(Data drawn from a collection)
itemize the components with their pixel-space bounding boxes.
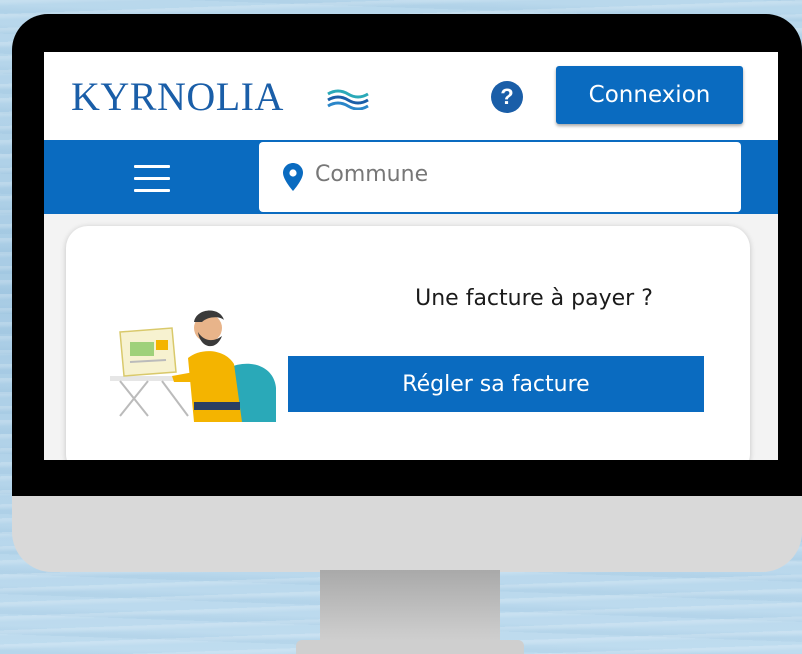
hamburger-menu-icon[interactable] [134, 165, 170, 193]
logo-text: KYRNOLIA [71, 74, 284, 119]
site-header: KYRNOLIA ? Connexion [44, 52, 778, 140]
question-circle-icon[interactable]: ? [491, 81, 523, 113]
location-pin-icon [283, 163, 303, 191]
kyrnolia-logo[interactable]: KYRNOLIA [71, 74, 284, 120]
connexion-label: Connexion [588, 82, 711, 108]
monitor-screen: KYRNOLIA ? Connexion Commune Une facture… [44, 52, 778, 460]
main-content: Une facture à payer ? Régler sa facture [44, 214, 778, 460]
search-placeholder: Commune [315, 162, 429, 187]
invoice-card: Une facture à payer ? Régler sa facture [66, 226, 750, 460]
pay-invoice-label: Régler sa facture [402, 371, 590, 397]
monitor-chin [12, 496, 802, 572]
person-at-laptop-illustration [110, 310, 276, 422]
pay-invoice-button[interactable]: Régler sa facture [288, 356, 704, 412]
commune-search-input[interactable]: Commune [259, 142, 741, 212]
invoice-question-title: Une facture à payer ? [415, 286, 653, 311]
logo-waves-icon [327, 89, 369, 110]
connexion-button[interactable]: Connexion [556, 66, 743, 124]
help-glyph: ? [500, 84, 514, 109]
nav-bar: Commune [44, 140, 778, 214]
monitor-stand-base [296, 640, 524, 654]
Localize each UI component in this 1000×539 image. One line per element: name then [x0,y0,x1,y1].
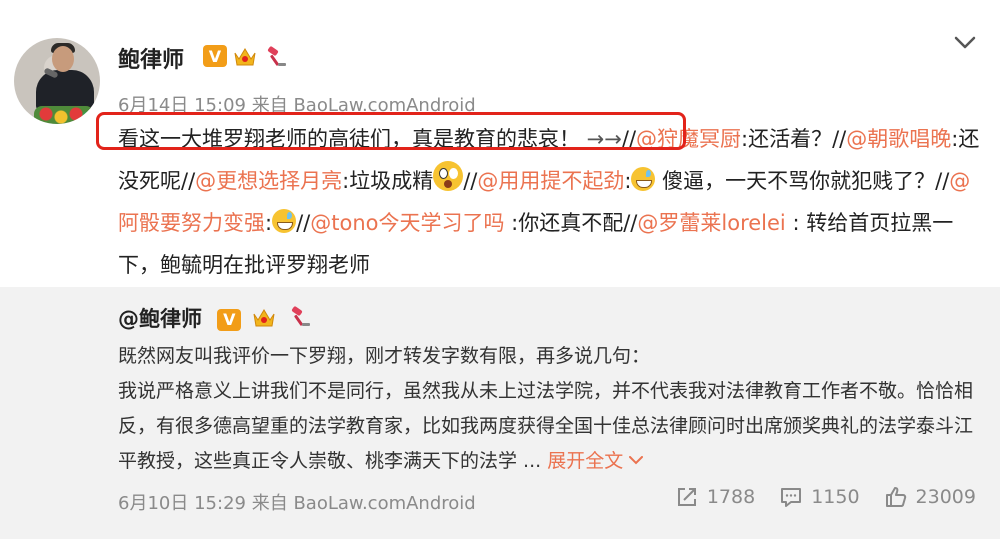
expand-label[interactable]: 展开全文 [547,450,623,472]
separator: // [296,211,311,235]
comment-button[interactable]: 1150 [779,485,860,509]
repost-time: 15:29 [194,493,246,514]
expand-full-text-link[interactable]: 展开全文 [547,450,644,472]
source-prefix: 来自 [251,493,288,514]
repost-source[interactable]: BaoLaw.comAndroid [293,493,475,514]
share-icon [677,488,696,506]
crown-icon [232,44,258,68]
verified-badge-icon: V [217,308,242,331]
mention-link[interactable]: @更想选择月亮 [195,169,342,193]
verified-badge-icon: V [203,45,227,67]
like-count: 23009 [915,486,976,508]
repost-text-body: 我说严格意义上讲我们不是同行，虽然我从未上过法学院，并不代表我对法律教育工作者不… [118,380,974,472]
chevron-down-icon[interactable] [629,456,644,465]
red-highlight-box [96,112,686,150]
comment-text: 傻逼，一天不骂你就犯贱了？// [655,169,950,193]
crown-icon [251,305,277,329]
repost-actions: 1788 1150 23009 [651,485,976,509]
chevron-down-icon[interactable] [954,36,976,50]
thumbs-up-icon [885,487,906,507]
like-button[interactable]: 23009 [884,485,976,509]
repost-text: 既然网友叫我评价一下罗翔，刚才转发字数有限，再多说几句： 我说严格意义上讲我们不… [118,339,978,479]
mention-link[interactable]: @罗蕾莱lorelei [637,211,785,235]
gavel-icon [288,305,312,329]
sweat-grin-emoji-icon [272,209,297,233]
mention-link[interactable]: @tono今天学习了吗 [310,211,504,235]
separator: // [463,169,478,193]
sweat-grin-emoji-icon [631,167,656,191]
mention-link[interactable]: @用用提不起劲 [477,169,624,193]
comment-count: 1150 [811,486,860,508]
share-button[interactable]: 1788 [675,485,755,509]
comment-text: :垃圾成精 [342,169,434,193]
share-count: 1788 [706,486,756,508]
repost-author[interactable]: @鲍律师 V [118,303,312,333]
repost-date: 6月10日 [118,493,189,514]
repost-meta: 6月10日 15:29 来自 BaoLaw.comAndroid [118,489,476,515]
surprised-emoji-icon [433,161,464,191]
gavel-icon [264,45,288,69]
weibo-post: 鲍律师 V 6月14日 15:09 来自 BaoLaw.comAndroid 看… [0,0,1000,539]
username[interactable]: 鲍律师 [118,42,184,74]
reposted-content[interactable]: @鲍律师 V 既然网友叫我评价一下罗翔，刚才转发字数有限，再多说几句： 我说严格… [0,287,1000,539]
avatar[interactable] [14,38,100,124]
comment-icon [781,488,802,507]
repost-text-line: 既然网友叫我评价一下罗翔，刚才转发字数有限，再多说几句： [118,345,651,367]
comment-text: : [265,211,273,235]
repost-author-name[interactable]: @鲍律师 [118,307,202,331]
comment-text: :你还真不配// [504,211,638,235]
comment-text: :还活着？// [741,127,847,151]
comment-text: : [624,169,632,193]
mention-link[interactable]: @朝歌唱晚 [846,127,951,151]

Problem requirements: Copy all of the material above line for line, leaving out the pictures.

Response below:
itemize the components with their pixel-space bounding boxes.
hamburger-menu-icon[interactable] [134, 165, 170, 193]
logo-text: KYRNOLIA [71, 74, 284, 119]
site-header: KYRNOLIA ? Connexion [44, 52, 778, 140]
question-circle-icon[interactable]: ? [491, 81, 523, 113]
location-pin-icon [283, 163, 303, 191]
kyrnolia-logo[interactable]: KYRNOLIA [71, 74, 284, 120]
connexion-label: Connexion [588, 82, 711, 108]
monitor-screen: KYRNOLIA ? Connexion Commune Une facture… [44, 52, 778, 460]
main-content: Une facture à payer ? Régler sa facture [44, 214, 778, 460]
search-placeholder: Commune [315, 162, 429, 187]
invoice-card: Une facture à payer ? Régler sa facture [66, 226, 750, 460]
pay-invoice-label: Régler sa facture [402, 371, 590, 397]
monitor-chin [12, 496, 802, 572]
person-at-laptop-illustration [110, 310, 276, 422]
pay-invoice-button[interactable]: Régler sa facture [288, 356, 704, 412]
commune-search-input[interactable]: Commune [259, 142, 741, 212]
invoice-question-title: Une facture à payer ? [415, 286, 653, 311]
logo-waves-icon [327, 89, 369, 110]
connexion-button[interactable]: Connexion [556, 66, 743, 124]
help-glyph: ? [500, 84, 514, 109]
nav-bar: Commune [44, 140, 778, 214]
monitor-stand-base [296, 640, 524, 654]
Localize each UI component in this 1000×539 image. One line per element: name then [x0,y0,x1,y1].
expand-label[interactable]: 展开全文 [547,450,623,472]
separator: // [296,211,311,235]
comment-button[interactable]: 1150 [779,485,860,509]
repost-time: 15:29 [194,493,246,514]
expand-full-text-link[interactable]: 展开全文 [547,450,644,472]
source-prefix: 来自 [251,493,288,514]
repost-source[interactable]: BaoLaw.comAndroid [293,493,475,514]
share-icon [677,488,696,506]
crown-icon [232,44,258,68]
verified-badge-icon: V [217,308,242,331]
mention-link[interactable]: @更想选择月亮 [195,169,342,193]
verified-badge-icon: V [203,45,227,67]
like-count: 23009 [915,486,976,508]
repost-text-body: 我说严格意义上讲我们不是同行，虽然我从未上过法学院，并不代表我对法律教育工作者不… [118,380,974,472]
chevron-down-icon[interactable] [629,456,644,465]
red-highlight-box [96,112,686,150]
comment-text: 傻逼，一天不骂你就犯贱了？// [655,169,950,193]
crown-icon [251,305,277,329]
repost-actions: 1788 1150 23009 [651,485,976,509]
chevron-down-icon[interactable] [954,36,976,50]
thumbs-up-icon [885,487,906,507]
like-button[interactable]: 23009 [884,485,976,509]
repost-text: 既然网友叫我评价一下罗翔，刚才转发字数有限，再多说几句： 我说严格意义上讲我们不… [118,339,978,479]
mention-link[interactable]: @罗蕾莱lorelei [637,211,785,235]
gavel-icon [288,305,312,329]
sweat-grin-emoji-icon [272,209,297,233]
mention-link[interactable]: @tono今天学习了吗 [310,211,504,235]
separator: // [463,169,478,193]
sweat-grin-emoji-icon [631,167,656,191]
mention-link[interactable]: @用用提不起劲 [477,169,624,193]
comment-count: 1150 [811,486,860,508]
share-button[interactable]: 1788 [675,485,755,509]
comment-text: :垃圾成精 [342,169,434,193]
share-count: 1788 [706,486,756,508]
repost-author[interactable]: @鲍律师 V [118,303,312,333]
repost-date: 6月10日 [118,493,189,514]
repost-meta: 6月10日 15:29 来自 BaoLaw.comAndroid [118,489,476,515]
surprised-emoji-icon [433,161,464,191]
gavel-icon [264,45,288,69]
weibo-post: 鲍律师 V 6月14日 15:09 来自 BaoLaw.comAndroid 看… [0,0,1000,539]
username[interactable]: 鲍律师 [118,42,184,74]
reposted-content[interactable]: @鲍律师 V 既然网友叫我评价一下罗翔，刚才转发字数有限，再多说几句： 我说严格… [0,287,1000,539]
avatar[interactable] [14,38,100,124]
comment-icon [781,488,802,507]
repost-text-line: 既然网友叫我评价一下罗翔，刚才转发字数有限，再多说几句： [118,345,651,367]
comment-text: : [265,211,273,235]
repost-author-name[interactable]: @鲍律师 [118,307,202,331]
comment-text: :你还真不配// [504,211,638,235]
comment-text: :还活着？// [741,127,847,151]
comment-text: : [624,169,632,193]
mention-link[interactable]: @朝歌唱晚 [846,127,951,151]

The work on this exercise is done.